TASK REQUIREMENTS: How many lines of these entries hold the string "Fashion"? Reply with the number alone.

## BEGIN MATERIAL TO PROCESS

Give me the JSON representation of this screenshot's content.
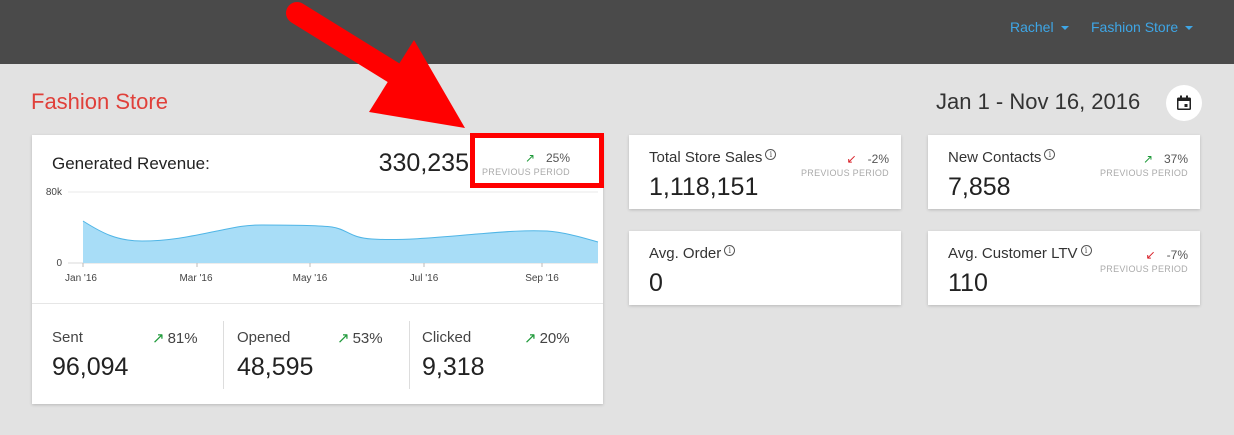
{
  "header": {
    "user_menu": "Rachel",
    "store_menu": "Fashion Store"
  },
  "page": {
    "store_title": "Fashion Store",
    "date_range": "Jan 1 - Nov 16, 2016"
  },
  "revenue_card": {
    "title": "Generated Revenue:",
    "value": "330,235",
    "change": "25%",
    "change_direction": "up",
    "period_label": "PREVIOUS PERIOD",
    "chart": {
      "y_labels": [
        "80k",
        "0"
      ],
      "x_labels": [
        "Jan '16",
        "Mar '16",
        "May '16",
        "Jul '16",
        "Sep '16"
      ],
      "fill_color": "#a8ddf7",
      "line_color": "#4fb5e6"
    },
    "stats": [
      {
        "label": "Sent",
        "change": "81%",
        "value": "96,094"
      },
      {
        "label": "Opened",
        "change": "53%",
        "value": "48,595"
      },
      {
        "label": "Clicked",
        "change": "20%",
        "value": "9,318"
      }
    ]
  },
  "kpis": {
    "total_sales": {
      "label": "Total Store Sales",
      "value": "1,118,151",
      "change": "-2%",
      "direction": "down",
      "period_label": "PREVIOUS PERIOD"
    },
    "new_contacts": {
      "label": "New Contacts",
      "value": "7,858",
      "change": "37%",
      "direction": "up",
      "period_label": "PREVIOUS PERIOD"
    },
    "avg_order": {
      "label": "Avg. Order",
      "value": "0"
    },
    "avg_ltv": {
      "label": "Avg. Customer LTV",
      "value": "110",
      "change": "-7%",
      "direction": "down",
      "period_label": "PREVIOUS PERIOD"
    }
  },
  "colors": {
    "accent_red": "#e0403a",
    "link_blue": "#3ea6e6",
    "up_green": "#1f9a3a",
    "down_red": "#d9222a",
    "annotation_red": "#ff0000"
  }
}
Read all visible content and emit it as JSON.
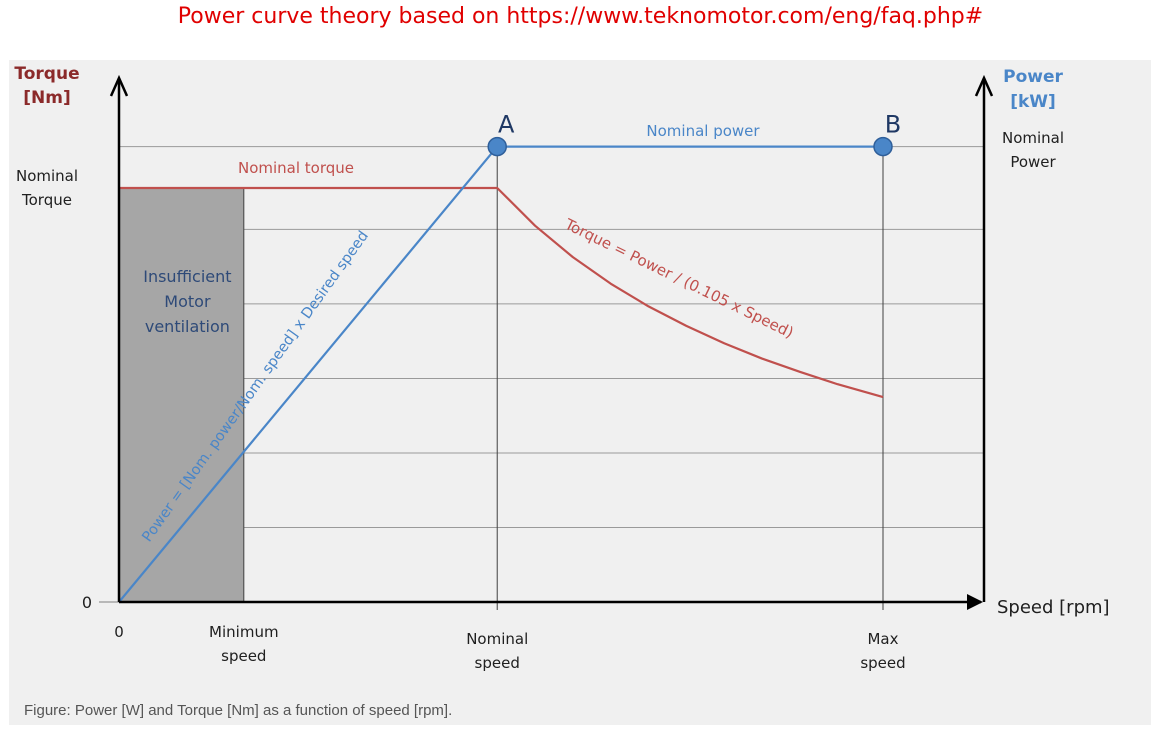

## END MATERIAL TO PROCESS

THE SOLUTION: 2